### [Task directions]
Show every line containing "Shoes" by copying it.

(Extracted data entries)
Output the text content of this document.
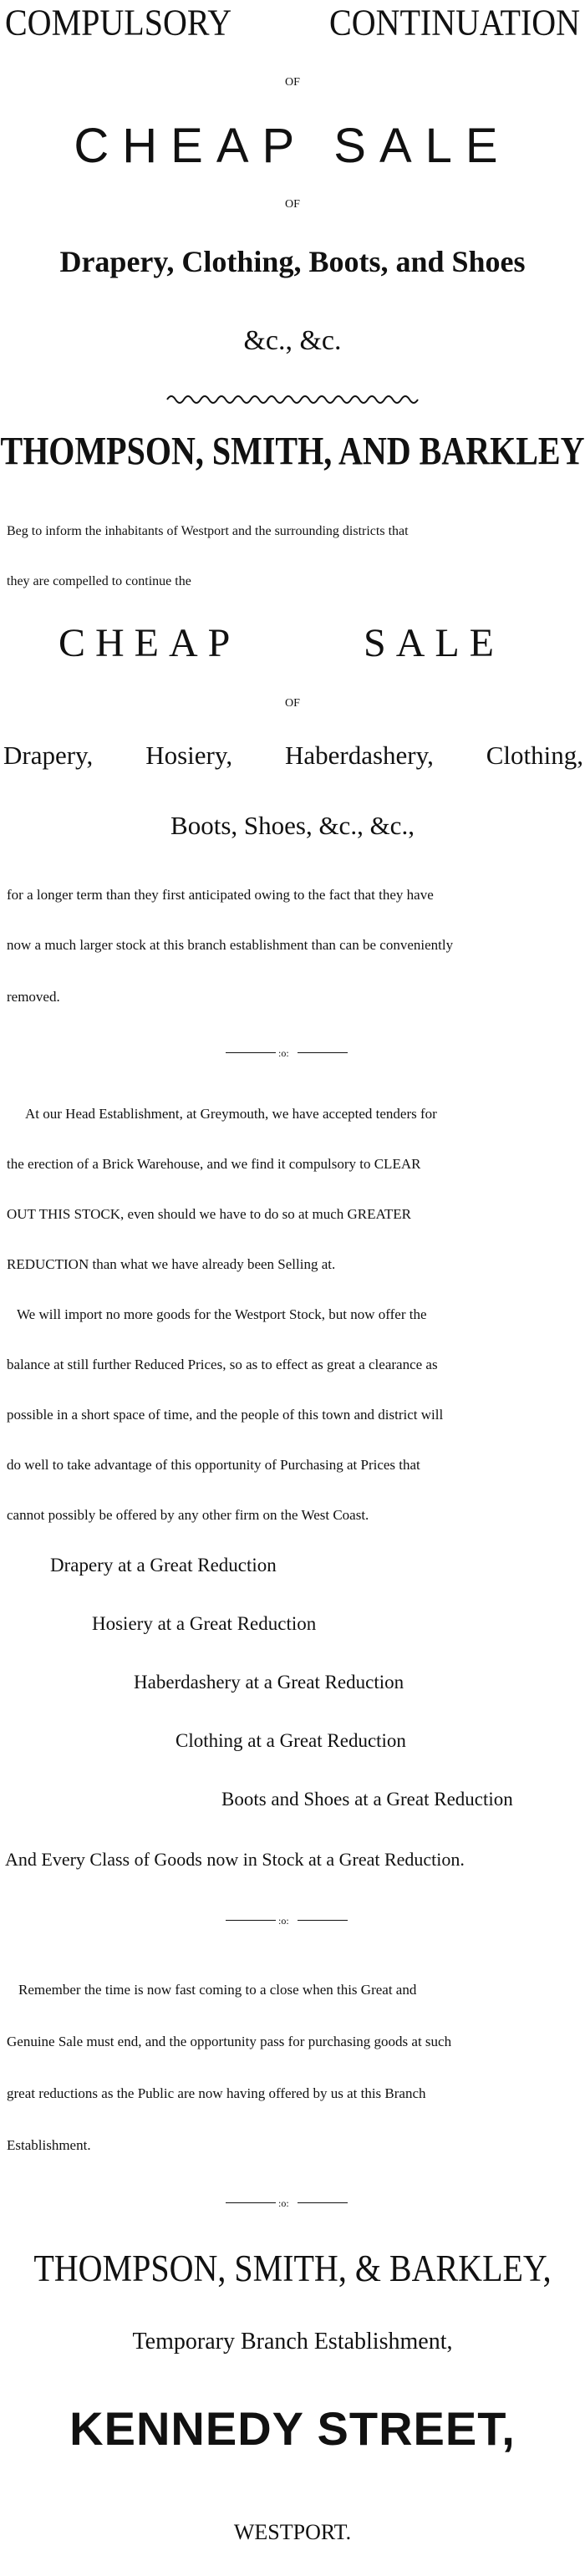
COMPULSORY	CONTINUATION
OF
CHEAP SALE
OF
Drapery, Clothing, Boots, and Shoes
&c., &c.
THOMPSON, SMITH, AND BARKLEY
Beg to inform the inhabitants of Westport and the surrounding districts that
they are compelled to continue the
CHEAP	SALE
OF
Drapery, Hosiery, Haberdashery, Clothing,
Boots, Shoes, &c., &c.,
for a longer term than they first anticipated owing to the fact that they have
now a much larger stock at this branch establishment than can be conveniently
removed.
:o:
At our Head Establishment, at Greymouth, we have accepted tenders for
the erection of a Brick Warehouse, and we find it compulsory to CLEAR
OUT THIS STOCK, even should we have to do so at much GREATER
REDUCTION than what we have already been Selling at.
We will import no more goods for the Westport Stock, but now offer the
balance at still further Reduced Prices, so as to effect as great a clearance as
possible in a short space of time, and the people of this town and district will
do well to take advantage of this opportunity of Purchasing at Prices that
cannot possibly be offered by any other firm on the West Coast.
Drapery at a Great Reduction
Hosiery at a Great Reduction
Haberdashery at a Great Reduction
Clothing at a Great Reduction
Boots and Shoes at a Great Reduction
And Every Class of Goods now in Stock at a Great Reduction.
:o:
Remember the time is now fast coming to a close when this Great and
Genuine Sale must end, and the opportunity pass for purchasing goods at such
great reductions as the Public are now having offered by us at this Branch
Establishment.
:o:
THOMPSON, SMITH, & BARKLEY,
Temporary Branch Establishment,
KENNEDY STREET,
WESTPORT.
...
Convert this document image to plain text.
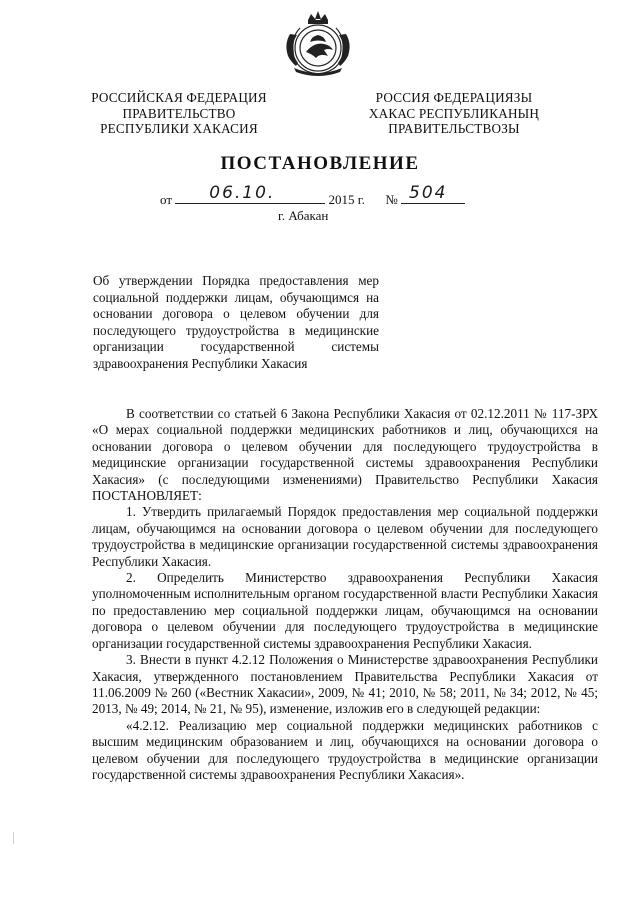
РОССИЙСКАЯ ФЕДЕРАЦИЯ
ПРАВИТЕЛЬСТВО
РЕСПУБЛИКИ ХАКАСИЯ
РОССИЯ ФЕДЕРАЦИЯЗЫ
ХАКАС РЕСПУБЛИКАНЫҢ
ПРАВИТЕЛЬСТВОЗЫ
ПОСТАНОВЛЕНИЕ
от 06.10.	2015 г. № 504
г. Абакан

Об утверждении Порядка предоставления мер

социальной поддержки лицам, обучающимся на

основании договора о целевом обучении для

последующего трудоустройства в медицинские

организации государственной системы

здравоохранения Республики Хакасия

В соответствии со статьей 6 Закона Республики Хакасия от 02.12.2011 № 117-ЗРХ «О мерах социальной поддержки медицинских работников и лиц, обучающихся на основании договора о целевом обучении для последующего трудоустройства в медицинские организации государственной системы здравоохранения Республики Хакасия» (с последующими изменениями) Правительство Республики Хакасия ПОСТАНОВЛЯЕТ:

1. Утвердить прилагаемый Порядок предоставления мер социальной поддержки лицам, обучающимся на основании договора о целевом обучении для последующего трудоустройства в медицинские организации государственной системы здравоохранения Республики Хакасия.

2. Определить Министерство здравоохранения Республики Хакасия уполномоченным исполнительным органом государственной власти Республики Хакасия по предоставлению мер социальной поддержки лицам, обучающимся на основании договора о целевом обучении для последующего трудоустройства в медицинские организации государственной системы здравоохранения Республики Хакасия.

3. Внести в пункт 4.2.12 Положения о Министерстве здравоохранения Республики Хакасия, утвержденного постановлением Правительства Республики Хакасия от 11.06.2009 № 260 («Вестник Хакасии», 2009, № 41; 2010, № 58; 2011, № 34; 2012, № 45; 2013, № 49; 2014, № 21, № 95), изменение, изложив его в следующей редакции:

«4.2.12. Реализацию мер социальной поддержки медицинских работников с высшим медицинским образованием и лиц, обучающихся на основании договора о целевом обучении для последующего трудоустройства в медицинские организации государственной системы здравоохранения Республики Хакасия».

### [Result below]
Drapery, Clothing, Boots, and Shoes
Boots, Shoes, &c., &c.,
Boots and Shoes at a Great Reduction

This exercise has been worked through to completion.